Given exercise —
Output the data below in full, character for character.

Provided data —
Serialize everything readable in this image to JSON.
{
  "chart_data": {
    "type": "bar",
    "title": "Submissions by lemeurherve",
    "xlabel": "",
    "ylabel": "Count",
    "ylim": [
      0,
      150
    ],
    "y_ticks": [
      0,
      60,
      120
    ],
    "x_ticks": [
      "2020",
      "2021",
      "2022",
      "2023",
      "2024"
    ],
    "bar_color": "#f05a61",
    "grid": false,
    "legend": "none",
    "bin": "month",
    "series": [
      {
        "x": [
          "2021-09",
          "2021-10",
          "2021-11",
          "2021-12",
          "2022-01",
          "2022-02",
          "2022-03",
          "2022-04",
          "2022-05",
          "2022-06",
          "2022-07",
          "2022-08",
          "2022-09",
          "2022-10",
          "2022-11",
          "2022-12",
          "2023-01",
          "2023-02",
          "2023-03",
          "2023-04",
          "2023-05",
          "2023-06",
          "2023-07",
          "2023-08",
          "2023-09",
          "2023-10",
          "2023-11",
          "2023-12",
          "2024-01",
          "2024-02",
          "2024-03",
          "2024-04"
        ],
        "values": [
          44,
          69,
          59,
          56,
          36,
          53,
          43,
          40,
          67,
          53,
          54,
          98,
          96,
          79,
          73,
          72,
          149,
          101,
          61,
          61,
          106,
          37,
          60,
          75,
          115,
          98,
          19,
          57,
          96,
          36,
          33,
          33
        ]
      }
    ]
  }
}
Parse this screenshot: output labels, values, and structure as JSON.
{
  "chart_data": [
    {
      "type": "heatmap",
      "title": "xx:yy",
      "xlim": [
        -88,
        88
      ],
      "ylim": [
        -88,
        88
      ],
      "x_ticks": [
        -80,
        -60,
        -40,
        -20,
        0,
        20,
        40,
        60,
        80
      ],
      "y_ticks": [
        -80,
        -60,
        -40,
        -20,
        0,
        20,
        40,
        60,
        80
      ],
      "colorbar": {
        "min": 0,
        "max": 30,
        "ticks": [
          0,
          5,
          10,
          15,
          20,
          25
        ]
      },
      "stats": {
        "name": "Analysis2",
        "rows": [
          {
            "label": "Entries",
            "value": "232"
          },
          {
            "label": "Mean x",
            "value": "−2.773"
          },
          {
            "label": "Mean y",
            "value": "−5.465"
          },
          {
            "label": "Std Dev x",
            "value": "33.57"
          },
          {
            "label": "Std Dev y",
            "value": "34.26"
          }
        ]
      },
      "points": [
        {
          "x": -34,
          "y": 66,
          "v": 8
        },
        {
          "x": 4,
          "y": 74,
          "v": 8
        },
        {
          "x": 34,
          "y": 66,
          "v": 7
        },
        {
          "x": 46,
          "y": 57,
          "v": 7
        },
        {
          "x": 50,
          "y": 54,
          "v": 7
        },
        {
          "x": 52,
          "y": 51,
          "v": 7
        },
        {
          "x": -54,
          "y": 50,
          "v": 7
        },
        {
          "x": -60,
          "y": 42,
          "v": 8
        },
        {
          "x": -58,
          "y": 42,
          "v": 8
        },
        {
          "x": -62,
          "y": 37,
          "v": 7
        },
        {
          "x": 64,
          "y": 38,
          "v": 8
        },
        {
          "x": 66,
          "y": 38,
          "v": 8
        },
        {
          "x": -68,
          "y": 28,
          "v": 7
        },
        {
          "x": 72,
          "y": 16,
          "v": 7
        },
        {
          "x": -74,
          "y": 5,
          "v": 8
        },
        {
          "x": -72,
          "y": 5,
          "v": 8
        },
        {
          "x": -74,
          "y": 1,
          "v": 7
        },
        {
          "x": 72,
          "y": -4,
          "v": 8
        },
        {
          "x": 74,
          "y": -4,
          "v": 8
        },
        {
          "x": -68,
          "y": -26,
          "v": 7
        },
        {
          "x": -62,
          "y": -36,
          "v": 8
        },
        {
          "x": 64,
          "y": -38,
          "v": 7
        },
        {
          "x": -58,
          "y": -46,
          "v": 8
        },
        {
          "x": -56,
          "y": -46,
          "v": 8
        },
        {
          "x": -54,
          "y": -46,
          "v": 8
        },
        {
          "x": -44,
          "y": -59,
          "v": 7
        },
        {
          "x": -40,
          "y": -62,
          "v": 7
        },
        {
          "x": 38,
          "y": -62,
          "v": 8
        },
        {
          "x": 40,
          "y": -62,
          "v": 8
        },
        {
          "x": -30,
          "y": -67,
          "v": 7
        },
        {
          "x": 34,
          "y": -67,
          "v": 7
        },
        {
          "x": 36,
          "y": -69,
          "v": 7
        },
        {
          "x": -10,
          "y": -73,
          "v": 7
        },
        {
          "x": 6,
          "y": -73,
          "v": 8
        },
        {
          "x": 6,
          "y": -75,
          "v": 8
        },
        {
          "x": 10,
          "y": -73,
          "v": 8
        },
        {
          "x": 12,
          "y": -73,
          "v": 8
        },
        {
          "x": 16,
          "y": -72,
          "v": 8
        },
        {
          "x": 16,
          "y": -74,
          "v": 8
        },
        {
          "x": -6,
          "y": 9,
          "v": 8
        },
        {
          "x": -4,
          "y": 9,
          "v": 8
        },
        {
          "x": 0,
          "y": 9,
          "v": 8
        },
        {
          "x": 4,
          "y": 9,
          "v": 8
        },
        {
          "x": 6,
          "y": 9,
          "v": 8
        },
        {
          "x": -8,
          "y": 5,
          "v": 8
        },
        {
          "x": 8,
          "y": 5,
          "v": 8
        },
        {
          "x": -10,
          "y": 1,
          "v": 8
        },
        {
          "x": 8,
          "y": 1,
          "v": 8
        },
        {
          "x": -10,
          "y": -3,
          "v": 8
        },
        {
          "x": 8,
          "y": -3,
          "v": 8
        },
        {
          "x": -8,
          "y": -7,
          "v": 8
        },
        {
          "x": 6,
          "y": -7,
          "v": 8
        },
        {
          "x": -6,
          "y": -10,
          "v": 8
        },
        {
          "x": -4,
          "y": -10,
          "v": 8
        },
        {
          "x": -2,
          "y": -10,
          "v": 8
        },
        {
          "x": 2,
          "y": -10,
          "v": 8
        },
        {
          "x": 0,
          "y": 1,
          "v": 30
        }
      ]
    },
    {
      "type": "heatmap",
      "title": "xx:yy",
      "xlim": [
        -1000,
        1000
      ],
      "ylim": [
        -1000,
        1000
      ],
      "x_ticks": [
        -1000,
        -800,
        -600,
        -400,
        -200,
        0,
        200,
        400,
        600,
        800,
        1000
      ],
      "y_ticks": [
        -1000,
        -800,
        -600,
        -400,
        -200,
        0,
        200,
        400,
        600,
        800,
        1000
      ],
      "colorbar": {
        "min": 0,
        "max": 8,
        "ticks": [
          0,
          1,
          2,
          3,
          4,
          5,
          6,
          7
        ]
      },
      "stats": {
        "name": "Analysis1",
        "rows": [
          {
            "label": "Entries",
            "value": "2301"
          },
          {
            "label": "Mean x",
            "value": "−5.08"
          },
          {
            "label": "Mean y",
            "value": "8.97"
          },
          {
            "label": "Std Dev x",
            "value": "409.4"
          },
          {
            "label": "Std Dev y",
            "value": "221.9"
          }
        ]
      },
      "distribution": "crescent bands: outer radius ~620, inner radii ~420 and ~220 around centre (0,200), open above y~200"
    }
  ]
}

Output for this exercise —
Serialize everything readable in this image to JSON.
{
  "chart_data": {
    "type": "bar",
    "title": "Submissions by lemeurherve",
    "xlabel": "",
    "ylabel": "Count",
    "ylim": [
      0,
      150
    ],
    "y_ticks": [
      0,
      60,
      120
    ],
    "x_ticks": [
      "2020",
      "2021",
      "2022",
      "2023",
      "2024"
    ],
    "bar_color": "#f05a61",
    "grid": false,
    "legend": "none",
    "bin": "month",
    "series": [
      {
        "x": [
          "2021-09",
          "2021-10",
          "2021-11",
          "2021-12",
          "2022-01",
          "2022-02",
          "2022-03",
          "2022-04",
          "2022-05",
          "2022-06",
          "2022-07",
          "2022-08",
          "2022-09",
          "2022-10",
          "2022-11",
          "2022-12",
          "2023-01",
          "2023-02",
          "2023-03",
          "2023-04",
          "2023-05",
          "2023-06",
          "2023-07",
          "2023-08",
          "2023-09",
          "2023-10",
          "2023-11",
          "2023-12",
          "2024-01",
          "2024-02",
          "2024-03",
          "2024-04"
        ],
        "values": [
          44,
          69,
          59,
          56,
          36,
          53,
          43,
          40,
          67,
          53,
          54,
          98,
          96,
          79,
          73,
          72,
          149,
          101,
          61,
          61,
          106,
          37,
          60,
          75,
          115,
          98,
          19,
          57,
          96,
          36,
          33,
          33
        ]
      }
    ]
  }
}
Parse this screenshot: output labels, values, and structure as JSON.
{
  "chart_data": [
    {
      "type": "heatmap",
      "title": "xx:yy",
      "xlim": [
        -88,
        88
      ],
      "ylim": [
        -88,
        88
      ],
      "x_ticks": [
        -80,
        -60,
        -40,
        -20,
        0,
        20,
        40,
        60,
        80
      ],
      "y_ticks": [
        -80,
        -60,
        -40,
        -20,
        0,
        20,
        40,
        60,
        80
      ],
      "colorbar": {
        "min": 0,
        "max": 30,
        "ticks": [
          0,
          5,
          10,
          15,
          20,
          25
        ]
      },
      "stats": {
        "name": "Analysis2",
        "rows": [
          {
            "label": "Entries",
            "value": "232"
          },
          {
            "label": "Mean x",
            "value": "−2.773"
          },
          {
            "label": "Mean y",
            "value": "−5.465"
          },
          {
            "label": "Std Dev x",
            "value": "33.57"
          },
          {
            "label": "Std Dev y",
            "value": "34.26"
          }
        ]
      },
      "points": [
        {
          "x": -34,
          "y": 66,
          "v": 8
        },
        {
          "x": 4,
          "y": 74,
          "v": 8
        },
        {
          "x": 34,
          "y": 66,
          "v": 7
        },
        {
          "x": 46,
          "y": 57,
          "v": 7
        },
        {
          "x": 50,
          "y": 54,
          "v": 7
        },
        {
          "x": 52,
          "y": 51,
          "v": 7
        },
        {
          "x": -54,
          "y": 50,
          "v": 7
        },
        {
          "x": -60,
          "y": 42,
          "v": 8
        },
        {
          "x": -58,
          "y": 42,
          "v": 8
        },
        {
          "x": -62,
          "y": 37,
          "v": 7
        },
        {
          "x": 64,
          "y": 38,
          "v": 8
        },
        {
          "x": 66,
          "y": 38,
          "v": 8
        },
        {
          "x": -68,
          "y": 28,
          "v": 7
        },
        {
          "x": 72,
          "y": 16,
          "v": 7
        },
        {
          "x": -74,
          "y": 5,
          "v": 8
        },
        {
          "x": -72,
          "y": 5,
          "v": 8
        },
        {
          "x": -74,
          "y": 1,
          "v": 7
        },
        {
          "x": 72,
          "y": -4,
          "v": 8
        },
        {
          "x": 74,
          "y": -4,
          "v": 8
        },
        {
          "x": -68,
          "y": -26,
          "v": 7
        },
        {
          "x": -62,
          "y": -36,
          "v": 8
        },
        {
          "x": 64,
          "y": -38,
          "v": 7
        },
        {
          "x": -58,
          "y": -46,
          "v": 8
        },
        {
          "x": -56,
          "y": -46,
          "v": 8
        },
        {
          "x": -54,
          "y": -46,
          "v": 8
        },
        {
          "x": -44,
          "y": -59,
          "v": 7
        },
        {
          "x": -40,
          "y": -62,
          "v": 7
        },
        {
          "x": 38,
          "y": -62,
          "v": 8
        },
        {
          "x": 40,
          "y": -62,
          "v": 8
        },
        {
          "x": -30,
          "y": -67,
          "v": 7
        },
        {
          "x": 34,
          "y": -67,
          "v": 7
        },
        {
          "x": 36,
          "y": -69,
          "v": 7
        },
        {
          "x": -10,
          "y": -73,
          "v": 7
        },
        {
          "x": 6,
          "y": -73,
          "v": 8
        },
        {
          "x": 6,
          "y": -75,
          "v": 8
        },
        {
          "x": 10,
          "y": -73,
          "v": 8
        },
        {
          "x": 12,
          "y": -73,
          "v": 8
        },
        {
          "x": 16,
          "y": -72,
          "v": 8
        },
        {
          "x": 16,
          "y": -74,
          "v": 8
        },
        {
          "x": -6,
          "y": 9,
          "v": 8
        },
        {
          "x": -4,
          "y": 9,
          "v": 8
        },
        {
          "x": 0,
          "y": 9,
          "v": 8
        },
        {
          "x": 4,
          "y": 9,
          "v": 8
        },
        {
          "x": 6,
          "y": 9,
          "v": 8
        },
        {
          "x": -8,
          "y": 5,
          "v": 8
        },
        {
          "x": 8,
          "y": 5,
          "v": 8
        },
        {
          "x": -10,
          "y": 1,
          "v": 8
        },
        {
          "x": 8,
          "y": 1,
          "v": 8
        },
        {
          "x": -10,
          "y": -3,
          "v": 8
        },
        {
          "x": 8,
          "y": -3,
          "v": 8
        },
        {
          "x": -8,
          "y": -7,
          "v": 8
        },
        {
          "x": 6,
          "y": -7,
          "v": 8
        },
        {
          "x": -6,
          "y": -10,
          "v": 8
        },
        {
          "x": -4,
          "y": -10,
          "v": 8
        },
        {
          "x": -2,
          "y": -10,
          "v": 8
        },
        {
          "x": 2,
          "y": -10,
          "v": 8
        },
        {
          "x": 0,
          "y": 1,
          "v": 30
        }
      ]
    },
    {
      "type": "heatmap",
      "title": "xx:yy",
      "xlim": [
        -1000,
        1000
      ],
      "ylim": [
        -1000,
        1000
      ],
      "x_ticks": [
        -1000,
        -800,
        -600,
        -400,
        -200,
        0,
        200,
        400,
        600,
        800,
        1000
      ],
      "y_ticks": [
        -1000,
        -800,
        -600,
        -400,
        -200,
        0,
        200,
        400,
        600,
        800,
        1000
      ],
      "colorbar": {
        "min": 0,
        "max": 8,
        "ticks": [
          0,
          1,
          2,
          3,
          4,
          5,
          6,
          7
        ]
      },
      "stats": {
        "name": "Analysis1",
        "rows": [
          {
            "label": "Entries",
            "value": "2301"
          },
          {
            "label": "Mean x",
            "value": "−5.08"
          },
          {
            "label": "Mean y",
            "value": "8.97"
          },
          {
            "label": "Std Dev x",
            "value": "409.4"
          },
          {
            "label": "Std Dev y",
            "value": "221.9"
          }
        ]
      },
      "distribution": "crescent bands: outer radius ~620, inner radii ~420 and ~220 around centre (0,200), open above y~200"
    }
  ]
}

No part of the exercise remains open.